Exercise task: For the listing underneath, give the count of lines containing the string "which" and nothing further.

Data supplied:
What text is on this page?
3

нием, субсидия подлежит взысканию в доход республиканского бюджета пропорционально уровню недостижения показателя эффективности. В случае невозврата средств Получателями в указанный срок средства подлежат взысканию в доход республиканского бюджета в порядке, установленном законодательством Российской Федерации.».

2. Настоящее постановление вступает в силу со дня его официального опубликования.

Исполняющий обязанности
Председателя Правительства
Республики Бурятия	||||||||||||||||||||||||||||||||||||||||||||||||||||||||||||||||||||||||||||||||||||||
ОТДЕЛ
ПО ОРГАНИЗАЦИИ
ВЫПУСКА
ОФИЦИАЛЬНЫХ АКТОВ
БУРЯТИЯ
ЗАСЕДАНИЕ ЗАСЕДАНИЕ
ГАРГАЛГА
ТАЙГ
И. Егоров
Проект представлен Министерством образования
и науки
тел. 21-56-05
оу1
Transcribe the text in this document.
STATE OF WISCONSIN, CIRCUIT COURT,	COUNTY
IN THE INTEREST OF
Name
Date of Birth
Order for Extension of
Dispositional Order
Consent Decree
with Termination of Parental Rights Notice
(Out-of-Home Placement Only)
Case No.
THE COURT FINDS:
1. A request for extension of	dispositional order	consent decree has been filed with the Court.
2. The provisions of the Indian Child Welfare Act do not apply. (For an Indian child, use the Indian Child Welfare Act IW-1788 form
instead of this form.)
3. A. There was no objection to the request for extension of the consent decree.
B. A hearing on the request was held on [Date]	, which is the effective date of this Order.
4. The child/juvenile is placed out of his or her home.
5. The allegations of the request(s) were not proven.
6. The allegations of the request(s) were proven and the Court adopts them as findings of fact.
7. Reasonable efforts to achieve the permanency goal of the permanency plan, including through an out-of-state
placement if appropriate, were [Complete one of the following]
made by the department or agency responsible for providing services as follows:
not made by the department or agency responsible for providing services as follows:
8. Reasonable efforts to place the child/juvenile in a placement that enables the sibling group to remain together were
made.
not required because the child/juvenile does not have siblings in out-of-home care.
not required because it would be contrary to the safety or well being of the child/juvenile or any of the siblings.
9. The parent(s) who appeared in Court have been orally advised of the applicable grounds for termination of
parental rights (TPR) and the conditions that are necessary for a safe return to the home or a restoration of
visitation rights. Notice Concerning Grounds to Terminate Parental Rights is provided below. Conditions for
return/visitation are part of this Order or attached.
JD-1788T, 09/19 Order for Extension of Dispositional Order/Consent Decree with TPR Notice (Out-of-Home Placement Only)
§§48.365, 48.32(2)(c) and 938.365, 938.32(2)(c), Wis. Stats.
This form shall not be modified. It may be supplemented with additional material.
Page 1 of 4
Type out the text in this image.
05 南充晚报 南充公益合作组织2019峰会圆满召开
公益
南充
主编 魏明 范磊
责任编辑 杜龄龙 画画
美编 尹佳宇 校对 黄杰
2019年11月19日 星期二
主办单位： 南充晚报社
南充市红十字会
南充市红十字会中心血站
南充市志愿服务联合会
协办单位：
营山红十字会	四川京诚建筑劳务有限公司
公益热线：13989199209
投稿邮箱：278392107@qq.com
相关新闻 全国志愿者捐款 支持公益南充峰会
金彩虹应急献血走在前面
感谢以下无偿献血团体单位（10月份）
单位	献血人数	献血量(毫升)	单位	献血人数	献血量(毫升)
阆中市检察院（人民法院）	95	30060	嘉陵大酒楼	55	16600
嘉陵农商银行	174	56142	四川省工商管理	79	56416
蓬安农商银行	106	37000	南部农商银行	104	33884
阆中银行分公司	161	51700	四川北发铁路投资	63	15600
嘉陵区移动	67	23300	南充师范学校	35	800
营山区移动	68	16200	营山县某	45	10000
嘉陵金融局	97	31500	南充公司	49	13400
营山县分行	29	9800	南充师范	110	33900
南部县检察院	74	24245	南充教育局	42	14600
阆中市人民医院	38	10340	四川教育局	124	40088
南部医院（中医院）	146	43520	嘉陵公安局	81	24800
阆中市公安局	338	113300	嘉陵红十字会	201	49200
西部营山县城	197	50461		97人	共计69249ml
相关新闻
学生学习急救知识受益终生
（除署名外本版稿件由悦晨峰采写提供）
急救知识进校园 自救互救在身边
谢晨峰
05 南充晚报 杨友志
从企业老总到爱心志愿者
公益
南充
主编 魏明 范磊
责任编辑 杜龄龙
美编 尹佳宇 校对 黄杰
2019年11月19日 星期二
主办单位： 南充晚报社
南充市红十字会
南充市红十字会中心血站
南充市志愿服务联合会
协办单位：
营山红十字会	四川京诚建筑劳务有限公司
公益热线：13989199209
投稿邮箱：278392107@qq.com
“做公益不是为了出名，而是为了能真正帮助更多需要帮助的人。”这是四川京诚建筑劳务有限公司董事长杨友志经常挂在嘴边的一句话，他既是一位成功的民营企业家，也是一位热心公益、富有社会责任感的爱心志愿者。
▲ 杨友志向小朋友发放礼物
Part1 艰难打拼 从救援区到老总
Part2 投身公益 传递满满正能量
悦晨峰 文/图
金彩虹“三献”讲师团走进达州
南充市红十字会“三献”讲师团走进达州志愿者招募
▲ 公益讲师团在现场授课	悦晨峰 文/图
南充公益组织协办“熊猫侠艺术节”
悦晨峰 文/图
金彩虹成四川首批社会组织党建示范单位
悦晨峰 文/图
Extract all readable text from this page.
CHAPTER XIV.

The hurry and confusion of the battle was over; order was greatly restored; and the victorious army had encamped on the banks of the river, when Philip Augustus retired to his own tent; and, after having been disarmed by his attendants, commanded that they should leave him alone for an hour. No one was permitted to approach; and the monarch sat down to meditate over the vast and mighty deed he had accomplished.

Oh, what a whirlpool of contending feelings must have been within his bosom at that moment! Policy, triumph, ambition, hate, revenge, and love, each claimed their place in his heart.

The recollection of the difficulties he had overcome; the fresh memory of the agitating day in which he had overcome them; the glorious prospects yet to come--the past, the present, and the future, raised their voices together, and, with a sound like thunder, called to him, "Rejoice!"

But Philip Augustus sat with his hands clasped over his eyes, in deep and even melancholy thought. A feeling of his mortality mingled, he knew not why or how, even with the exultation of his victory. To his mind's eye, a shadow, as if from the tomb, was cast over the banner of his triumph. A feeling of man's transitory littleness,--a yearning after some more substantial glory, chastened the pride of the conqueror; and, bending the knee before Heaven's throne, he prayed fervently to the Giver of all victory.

The output: 2